Problem requirements: Could you copy all of the records below exactly as they appear?
#### Exercise data ####
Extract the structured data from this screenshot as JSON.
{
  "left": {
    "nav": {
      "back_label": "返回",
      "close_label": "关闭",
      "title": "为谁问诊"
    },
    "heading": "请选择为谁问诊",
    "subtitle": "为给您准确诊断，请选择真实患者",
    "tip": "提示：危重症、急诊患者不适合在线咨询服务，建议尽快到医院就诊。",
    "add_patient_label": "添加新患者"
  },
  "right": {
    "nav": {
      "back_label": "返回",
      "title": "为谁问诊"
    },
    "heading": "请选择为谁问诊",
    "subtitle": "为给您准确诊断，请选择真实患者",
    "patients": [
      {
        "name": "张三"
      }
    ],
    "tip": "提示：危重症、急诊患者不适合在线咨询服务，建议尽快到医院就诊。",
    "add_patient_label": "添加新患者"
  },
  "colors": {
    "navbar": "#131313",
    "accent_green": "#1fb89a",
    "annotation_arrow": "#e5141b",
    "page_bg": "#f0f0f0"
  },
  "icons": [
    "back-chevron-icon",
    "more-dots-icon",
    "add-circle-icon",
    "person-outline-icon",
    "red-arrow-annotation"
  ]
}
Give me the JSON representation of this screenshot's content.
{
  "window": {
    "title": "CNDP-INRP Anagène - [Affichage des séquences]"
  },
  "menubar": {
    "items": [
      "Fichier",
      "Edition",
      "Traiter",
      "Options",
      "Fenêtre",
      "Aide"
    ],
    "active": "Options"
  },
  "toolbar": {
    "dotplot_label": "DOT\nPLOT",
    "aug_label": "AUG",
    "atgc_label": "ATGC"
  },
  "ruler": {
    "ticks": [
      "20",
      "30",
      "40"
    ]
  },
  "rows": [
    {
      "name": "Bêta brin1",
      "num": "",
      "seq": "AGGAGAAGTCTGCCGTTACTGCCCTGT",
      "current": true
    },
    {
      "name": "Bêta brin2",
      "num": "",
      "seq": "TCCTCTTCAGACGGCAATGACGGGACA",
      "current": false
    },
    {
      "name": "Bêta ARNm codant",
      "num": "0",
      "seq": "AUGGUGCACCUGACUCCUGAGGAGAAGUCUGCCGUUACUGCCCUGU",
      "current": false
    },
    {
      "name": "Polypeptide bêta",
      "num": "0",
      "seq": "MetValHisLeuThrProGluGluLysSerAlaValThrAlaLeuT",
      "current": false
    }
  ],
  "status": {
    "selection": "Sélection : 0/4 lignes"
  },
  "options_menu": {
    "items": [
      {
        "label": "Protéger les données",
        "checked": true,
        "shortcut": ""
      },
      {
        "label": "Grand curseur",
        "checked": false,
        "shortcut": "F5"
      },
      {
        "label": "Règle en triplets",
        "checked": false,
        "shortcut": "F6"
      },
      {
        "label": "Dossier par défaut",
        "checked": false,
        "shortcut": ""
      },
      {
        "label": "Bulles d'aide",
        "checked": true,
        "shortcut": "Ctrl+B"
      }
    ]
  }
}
####
Task answer:
Extract the structured data from this screenshot as JSON.
{
  "left": {
    "nav": {
      "back_label": "返回",
      "close_label": "关闭",
      "title": "为谁问诊"
    },
    "heading": "请选择为谁问诊",
    "subtitle": "为给您准确诊断，请选择真实患者",
    "tip": "提示：危重症、急诊患者不适合在线咨询服务，建议尽快到医院就诊。",
    "add_patient_label": "添加新患者"
  },
  "right": {
    "nav": {
      "back_label": "返回",
      "title": "为谁问诊"
    },
    "heading": "请选择为谁问诊",
    "subtitle": "为给您准确诊断，请选择真实患者",
    "patients": [
      {
        "name": "张三"
      }
    ],
    "tip": "提示：危重症、急诊患者不适合在线咨询服务，建议尽快到医院就诊。",
    "add_patient_label": "添加新患者"
  },
  "colors": {
    "navbar": "#131313",
    "accent_green": "#1fb89a",
    "annotation_arrow": "#e5141b",
    "page_bg": "#f0f0f0"
  },
  "icons": [
    "back-chevron-icon",
    "more-dots-icon",
    "add-circle-icon",
    "person-outline-icon",
    "red-arrow-annotation"
  ]
}
Give me the JSON representation of this screenshot's content.
{
  "window": {
    "title": "CNDP-INRP Anagène - [Affichage des séquences]"
  },
  "menubar": {
    "items": [
      "Fichier",
      "Edition",
      "Traiter",
      "Options",
      "Fenêtre",
      "Aide"
    ],
    "active": "Options"
  },
  "toolbar": {
    "dotplot_label": "DOT\nPLOT",
    "aug_label": "AUG",
    "atgc_label": "ATGC"
  },
  "ruler": {
    "ticks": [
      "20",
      "30",
      "40"
    ]
  },
  "rows": [
    {
      "name": "Bêta brin1",
      "num": "",
      "seq": "AGGAGAAGTCTGCCGTTACTGCCCTGT",
      "current": true
    },
    {
      "name": "Bêta brin2",
      "num": "",
      "seq": "TCCTCTTCAGACGGCAATGACGGGACA",
      "current": false
    },
    {
      "name": "Bêta ARNm codant",
      "num": "0",
      "seq": "AUGGUGCACCUGACUCCUGAGGAGAAGUCUGCCGUUACUGCCCUGU",
      "current": false
    },
    {
      "name": "Polypeptide bêta",
      "num": "0",
      "seq": "MetValHisLeuThrProGluGluLysSerAlaValThrAlaLeuT",
      "current": false
    }
  ],
  "status": {
    "selection": "Sélection : 0/4 lignes"
  },
  "options_menu": {
    "items": [
      {
        "label": "Protéger les données",
        "checked": true,
        "shortcut": ""
      },
      {
        "label": "Grand curseur",
        "checked": false,
        "shortcut": "F5"
      },
      {
        "label": "Règle en triplets",
        "checked": false,
        "shortcut": "F6"
      },
      {
        "label": "Dossier par défaut",
        "checked": false,
        "shortcut": ""
      },
      {
        "label": "Bulles d'aide",
        "checked": true,
        "shortcut": "Ctrl+B"
      }
    ]
  }
}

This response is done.